## [EXERCISE REQUIREMENTS]
How many lines in the listing include the string "International"? Reply with the number alone.

## [PROVIDED RECORDS]
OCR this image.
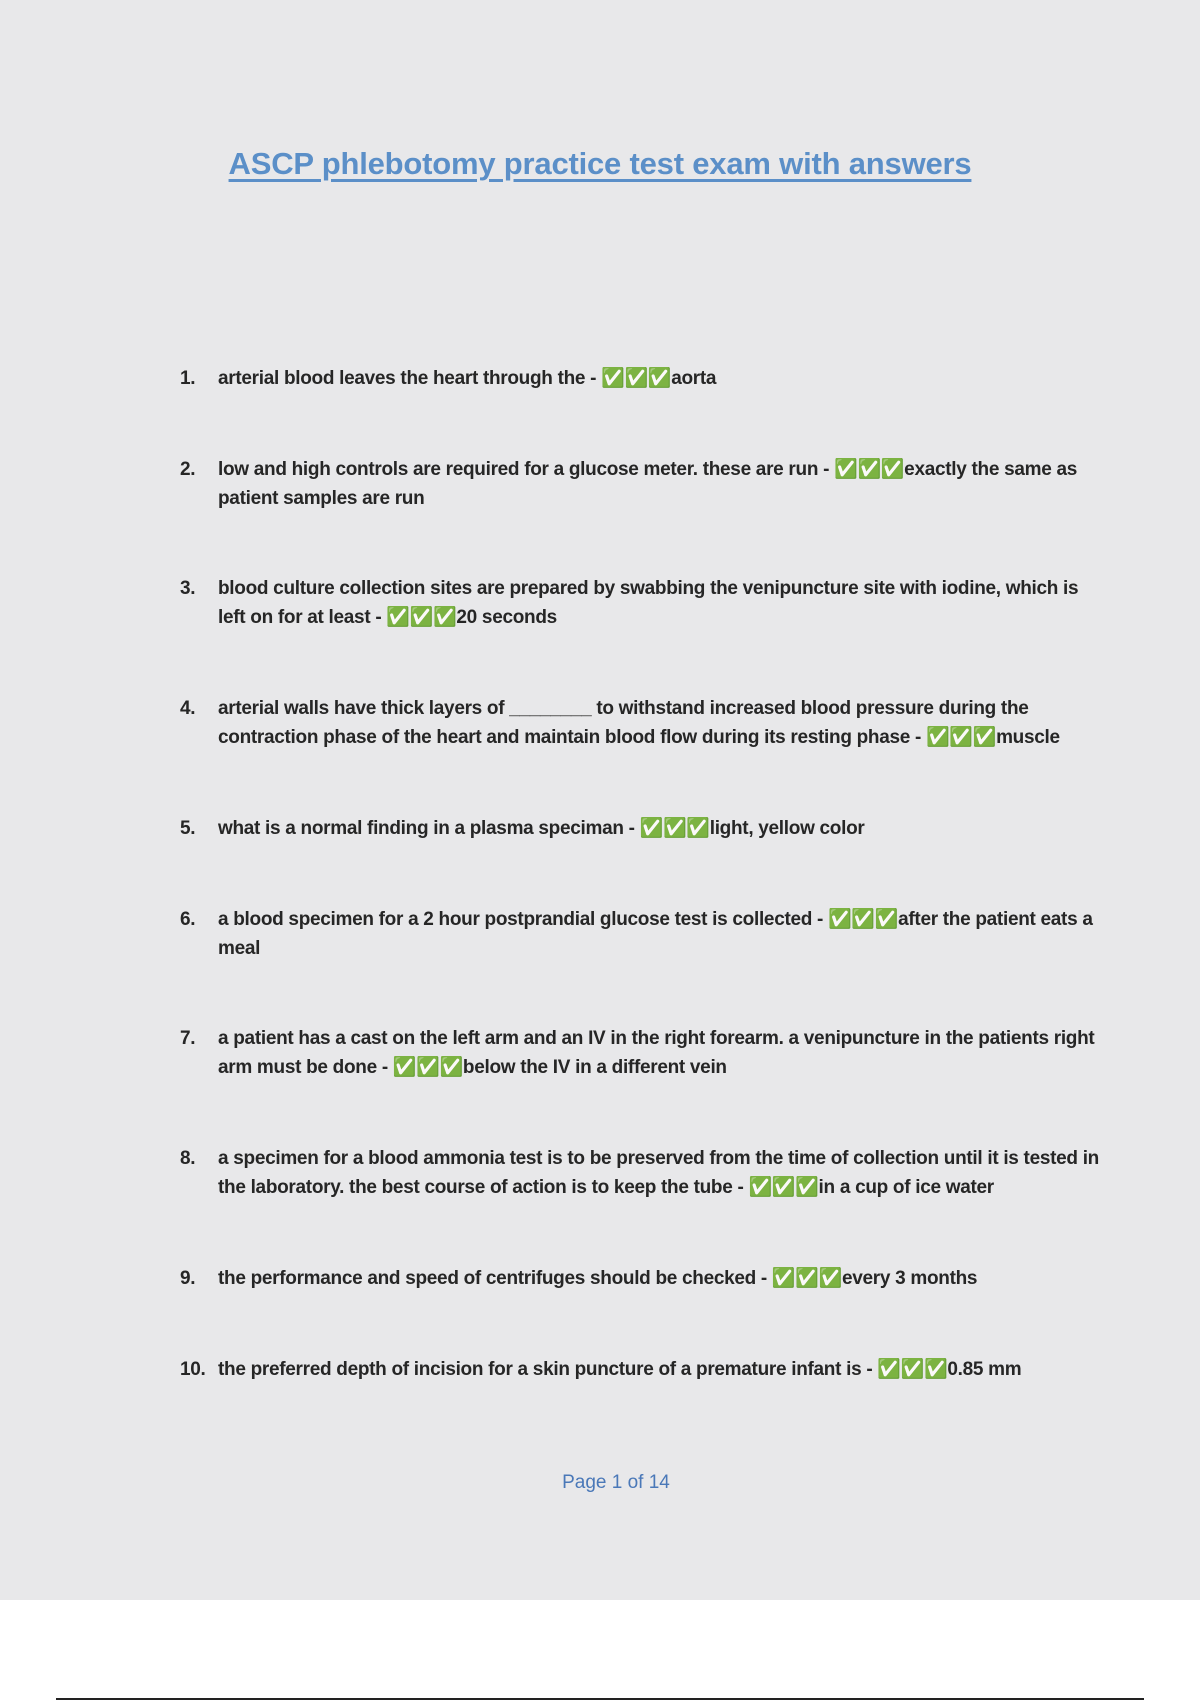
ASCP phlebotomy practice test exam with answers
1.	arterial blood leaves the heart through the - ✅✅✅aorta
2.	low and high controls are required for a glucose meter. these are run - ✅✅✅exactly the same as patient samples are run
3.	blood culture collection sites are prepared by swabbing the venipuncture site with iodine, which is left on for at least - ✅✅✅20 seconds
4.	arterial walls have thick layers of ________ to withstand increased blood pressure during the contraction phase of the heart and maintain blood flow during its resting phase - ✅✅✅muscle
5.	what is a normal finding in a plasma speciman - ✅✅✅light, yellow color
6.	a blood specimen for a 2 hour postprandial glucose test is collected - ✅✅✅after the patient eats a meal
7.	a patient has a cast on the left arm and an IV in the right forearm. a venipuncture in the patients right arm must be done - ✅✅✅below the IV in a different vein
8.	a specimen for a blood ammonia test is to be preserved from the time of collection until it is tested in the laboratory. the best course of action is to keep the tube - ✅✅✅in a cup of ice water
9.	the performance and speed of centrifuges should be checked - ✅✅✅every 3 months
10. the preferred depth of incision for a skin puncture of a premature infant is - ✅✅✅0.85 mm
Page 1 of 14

---

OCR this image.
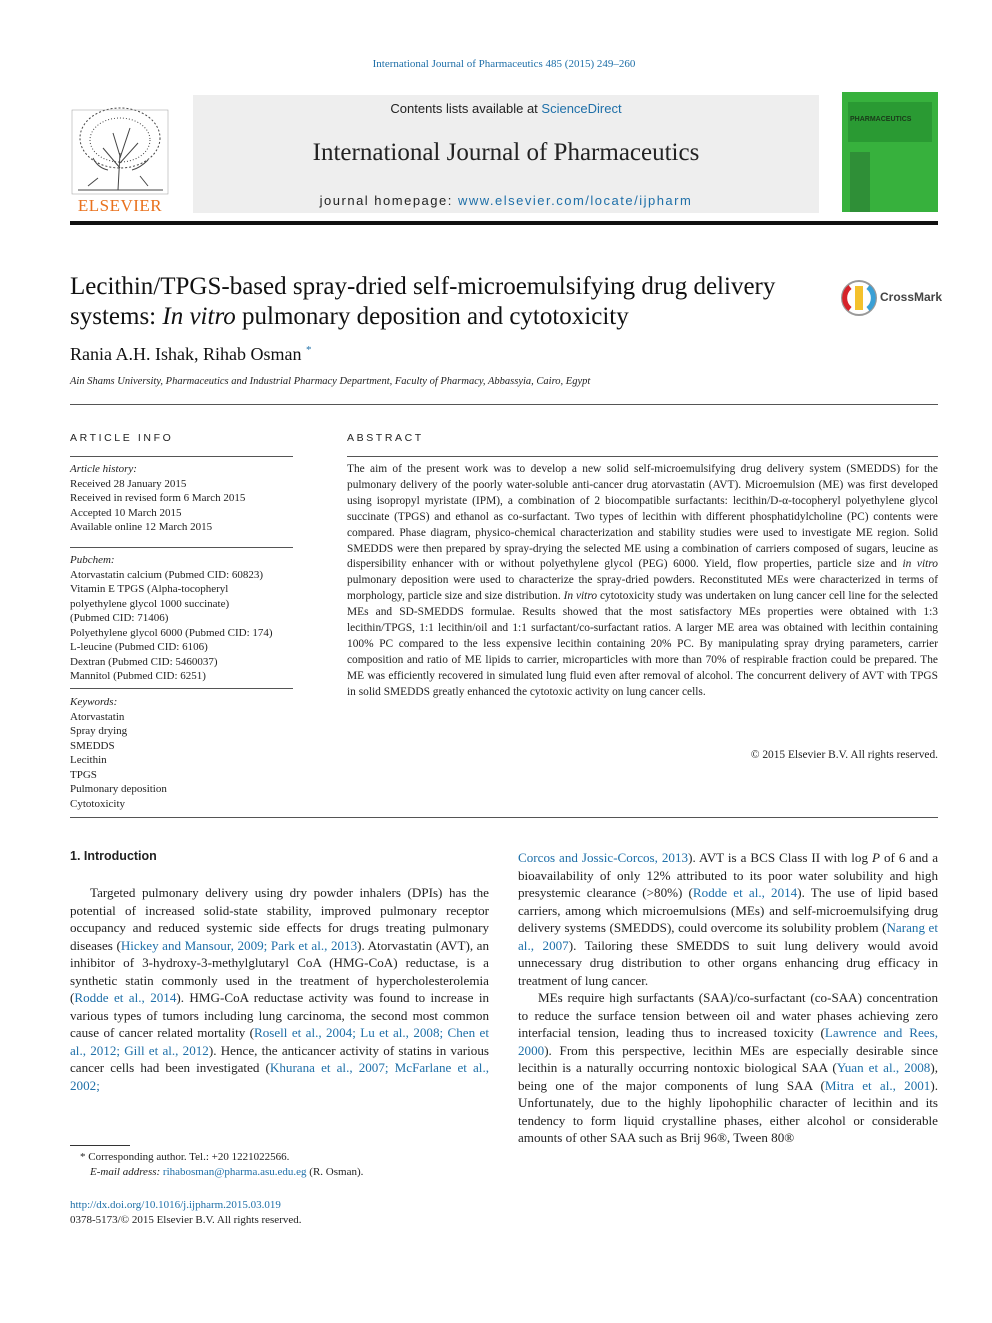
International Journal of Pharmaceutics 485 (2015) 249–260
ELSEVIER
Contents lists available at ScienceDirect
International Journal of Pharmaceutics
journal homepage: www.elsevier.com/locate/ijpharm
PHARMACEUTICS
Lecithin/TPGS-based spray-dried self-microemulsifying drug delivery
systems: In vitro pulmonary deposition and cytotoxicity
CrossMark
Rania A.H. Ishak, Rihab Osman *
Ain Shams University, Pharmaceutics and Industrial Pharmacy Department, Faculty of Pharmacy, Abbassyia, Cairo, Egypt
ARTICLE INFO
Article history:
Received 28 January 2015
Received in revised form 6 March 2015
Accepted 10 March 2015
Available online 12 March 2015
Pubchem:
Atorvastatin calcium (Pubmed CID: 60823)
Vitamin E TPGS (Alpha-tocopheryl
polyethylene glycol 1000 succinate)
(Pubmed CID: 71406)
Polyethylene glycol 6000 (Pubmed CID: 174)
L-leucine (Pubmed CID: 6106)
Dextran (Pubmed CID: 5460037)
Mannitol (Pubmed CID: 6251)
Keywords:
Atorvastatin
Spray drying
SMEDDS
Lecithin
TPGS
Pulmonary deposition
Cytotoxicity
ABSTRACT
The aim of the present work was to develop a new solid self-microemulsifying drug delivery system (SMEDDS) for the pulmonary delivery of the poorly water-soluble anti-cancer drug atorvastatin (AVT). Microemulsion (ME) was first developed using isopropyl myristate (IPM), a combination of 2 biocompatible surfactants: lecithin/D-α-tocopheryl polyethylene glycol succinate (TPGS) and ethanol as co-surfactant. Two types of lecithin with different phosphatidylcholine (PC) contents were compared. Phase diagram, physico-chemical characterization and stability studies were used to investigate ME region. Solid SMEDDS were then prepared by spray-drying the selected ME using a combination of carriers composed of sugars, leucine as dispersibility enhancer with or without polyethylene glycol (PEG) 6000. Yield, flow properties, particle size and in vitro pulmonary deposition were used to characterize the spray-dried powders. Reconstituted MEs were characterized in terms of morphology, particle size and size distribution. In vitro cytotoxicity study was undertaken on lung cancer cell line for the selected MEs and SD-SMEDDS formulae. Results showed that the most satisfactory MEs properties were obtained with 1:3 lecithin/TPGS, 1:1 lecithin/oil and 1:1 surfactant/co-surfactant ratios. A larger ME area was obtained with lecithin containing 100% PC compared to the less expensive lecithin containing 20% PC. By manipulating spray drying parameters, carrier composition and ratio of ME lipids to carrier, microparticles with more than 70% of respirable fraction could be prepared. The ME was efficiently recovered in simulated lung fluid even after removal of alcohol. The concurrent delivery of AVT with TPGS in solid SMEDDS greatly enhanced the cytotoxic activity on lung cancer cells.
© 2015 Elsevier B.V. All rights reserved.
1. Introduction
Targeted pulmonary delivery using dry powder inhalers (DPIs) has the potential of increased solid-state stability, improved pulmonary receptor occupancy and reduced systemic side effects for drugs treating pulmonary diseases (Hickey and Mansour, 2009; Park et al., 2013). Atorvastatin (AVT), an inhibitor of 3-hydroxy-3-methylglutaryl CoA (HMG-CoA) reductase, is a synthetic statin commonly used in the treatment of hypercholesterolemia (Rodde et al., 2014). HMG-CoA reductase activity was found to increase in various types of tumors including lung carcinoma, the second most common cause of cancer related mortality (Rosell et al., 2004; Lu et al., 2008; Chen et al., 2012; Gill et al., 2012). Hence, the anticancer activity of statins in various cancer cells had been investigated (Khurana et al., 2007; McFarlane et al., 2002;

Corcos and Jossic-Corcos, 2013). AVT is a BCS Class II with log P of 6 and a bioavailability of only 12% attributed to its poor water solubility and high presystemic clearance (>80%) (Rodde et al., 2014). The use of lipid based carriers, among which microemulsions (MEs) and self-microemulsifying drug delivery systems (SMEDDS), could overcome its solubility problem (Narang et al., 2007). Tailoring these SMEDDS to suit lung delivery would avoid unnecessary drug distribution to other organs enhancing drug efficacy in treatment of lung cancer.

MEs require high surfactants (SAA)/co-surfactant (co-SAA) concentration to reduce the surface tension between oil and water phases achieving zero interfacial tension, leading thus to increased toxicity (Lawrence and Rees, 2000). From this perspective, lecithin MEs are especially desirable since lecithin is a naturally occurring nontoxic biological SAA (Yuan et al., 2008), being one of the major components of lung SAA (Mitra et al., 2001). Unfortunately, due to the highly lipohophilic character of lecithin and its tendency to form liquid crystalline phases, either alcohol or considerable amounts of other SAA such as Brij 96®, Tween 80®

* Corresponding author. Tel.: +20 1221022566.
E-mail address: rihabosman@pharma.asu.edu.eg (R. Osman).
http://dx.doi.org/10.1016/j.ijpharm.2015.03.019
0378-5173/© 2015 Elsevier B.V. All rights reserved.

## [THE ANSWER]
2